» REQUIREMENTS:
From the records below, pull each line that has "осуществляется".

» PROVIDED ENTRIES:
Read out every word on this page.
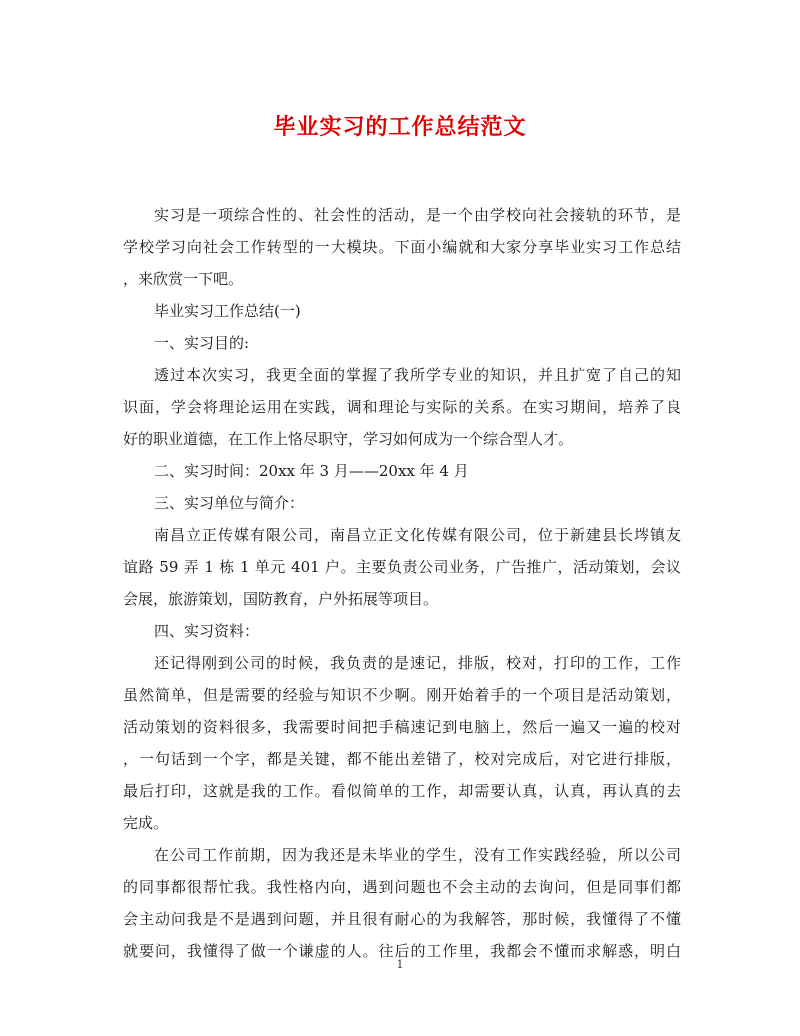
毕业实习的工作总结范文
实习是一项综合性的、社会性的活动，是一个由学校向社会接轨的环节，是
学校学习向社会工作转型的一大模块。下面小编就和大家分享毕业实习工作总结
，来欣赏一下吧。
毕业实习工作总结(一)
一、实习目的:
透过本次实习，我更全面的掌握了我所学专业的知识，并且扩宽了自己的知
识面，学会将理论运用在实践，调和理论与实际的关系。在实习期间，培养了良
好的职业道德，在工作上恪尽职守，学习如何成为一个综合型人才。
二、实习时间：20xx 年 3 月——20xx 年 4 月
三、实习单位与简介：
南昌立正传媒有限公司，南昌立正文化传媒有限公司，位于新建县长埁镇友
谊路 59 弄 1 栋 1 单元 401 户。主要负责公司业务，广告推广，活动策划，会议
会展，旅游策划，国防教育，户外拓展等项目。
四、实习资料：
还记得刚到公司的时候，我负责的是速记，排版，校对，打印的工作，工作
虽然简单，但是需要的经验与知识不少啊。刚开始着手的一个项目是活动策划，
活动策划的资料很多，我需要时间把手稿速记到电脑上，然后一遍又一遍的校对
，一句话到一个字，都是关键，都不能出差错了，校对完成后，对它进行排版，
最后打印，这就是我的工作。看似简单的工作，却需要认真，认真，再认真的去
完成。
在公司工作前期，因为我还是未毕业的学生，没有工作实践经验，所以公司
的同事都很帮忙我。我性格内向，遇到问题也不会主动的去询问，但是同事们都
会主动问我是不是遇到问题，并且很有耐心的为我解答，那时候，我懂得了不懂
就要问，我懂得了做一个谦虚的人。往后的工作里，我都会不懂而求解惑，明白
1
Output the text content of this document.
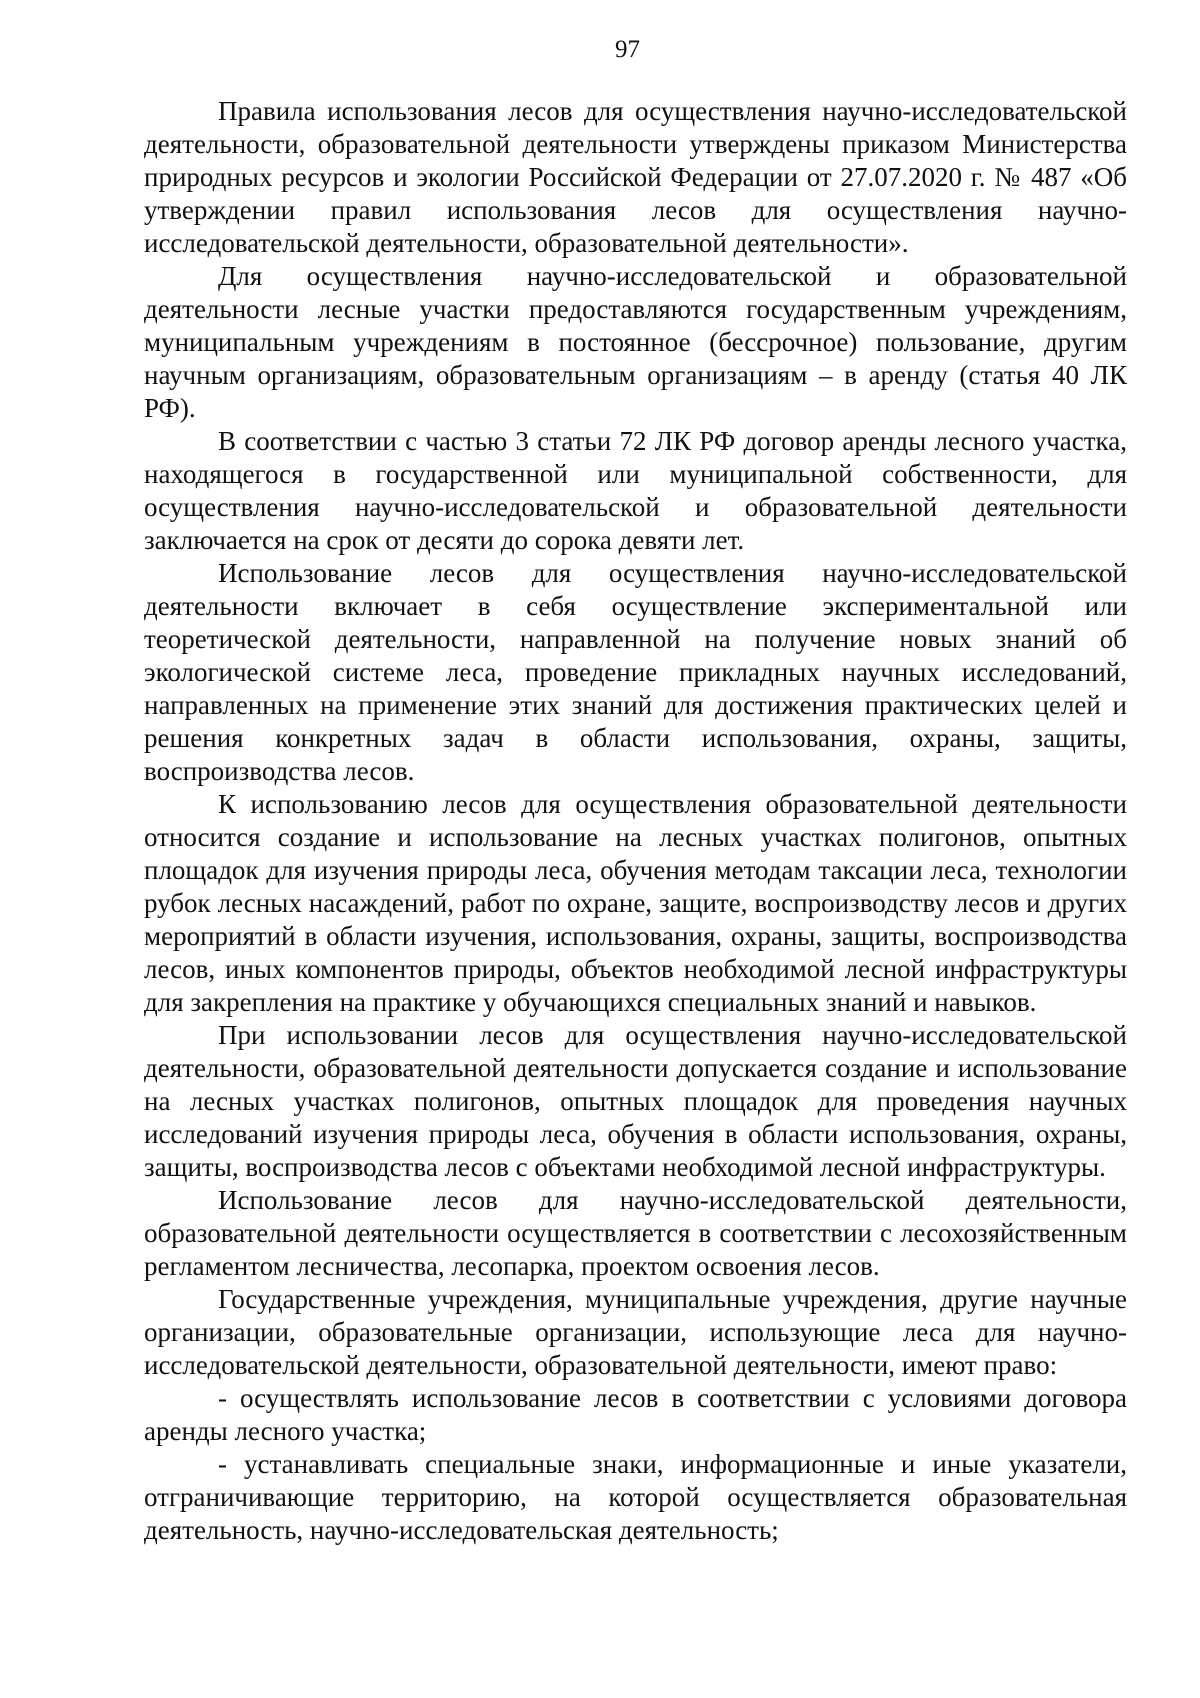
97

Правила использования лесов для осуществления научно-исследовательской деятельности, образовательной деятельности утверждены приказом Министерства природных ресурсов и экологии Российской Федерации от 27.07.2020 г. № 487 «Об утверждении правил использования лесов для осуществления научно-исследовательской деятельности, образовательной деятельности».

Для осуществления научно-исследовательской и образовательной деятельности лесные участки предоставляются государственным учреждениям, муниципальным учреждениям в постоянное (бессрочное) пользование, другим научным организациям, образовательным организациям – в аренду (статья 40 ЛК РФ).

В соответствии с частью 3 статьи 72 ЛК РФ договор аренды лесного участка, находящегося в государственной или муниципальной собственности, для осуществления научно-исследовательской и образовательной деятельности заключается на срок от десяти до сорока девяти лет.

Использование лесов для осуществления научно-исследовательской деятельности включает в себя осуществление экспериментальной или теоретической деятельности, направленной на получение новых знаний об экологической системе леса, проведение прикладных научных исследований, направленных на применение этих знаний для достижения практических целей и решения конкретных задач в области использования, охраны, защиты, воспроизводства лесов.

К использованию лесов для осуществления образовательной деятельности относится создание и использование на лесных участках полигонов, опытных площадок для изучения природы леса, обучения методам таксации леса, технологии рубок лесных насаждений, работ по охране, защите, воспроизводству лесов и других мероприятий в области изучения, использования, охраны, защиты, воспроизводства лесов, иных компонентов природы, объектов необходимой лесной инфраструктуры для закрепления на практике у обучающихся специальных знаний и навыков.

При использовании лесов для осуществления научно-исследовательской деятельности, образовательной деятельности допускается создание и использование на лесных участках полигонов, опытных площадок для проведения научных исследований изучения природы леса, обучения в области использования, охраны, защиты, воспроизводства лесов с объектами необходимой лесной инфраструктуры.

Использование лесов для научно-исследовательской деятельности, образовательной деятельности осуществляется в соответствии с лесохозяйственным регламентом лесничества, лесопарка, проектом освоения лесов.

Государственные учреждения, муниципальные учреждения, другие научные организации, образовательные организации, использующие леса для научно-исследовательской деятельности, образовательной деятельности, имеют право:

- осуществлять использование лесов в соответствии с условиями договора аренды лесного участка;

- устанавливать специальные знаки, информационные и иные указатели, отграничивающие территорию, на которой осуществляется образовательная деятельность, научно-исследовательская деятельность;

» SOLUTION TO THIS EXERCISE:
Использование лесов для научно-исследовательской деятельности, образовательной деятельности осуществляется в соответствии с лесохозяйственным регламентом лесничества, лесопарка, проектом освоения лесов.
- устанавливать специальные знаки, информационные и иные указатели, отграничивающие территорию, на которой осуществляется образовательная деятельность, научно-исследовательская деятельность;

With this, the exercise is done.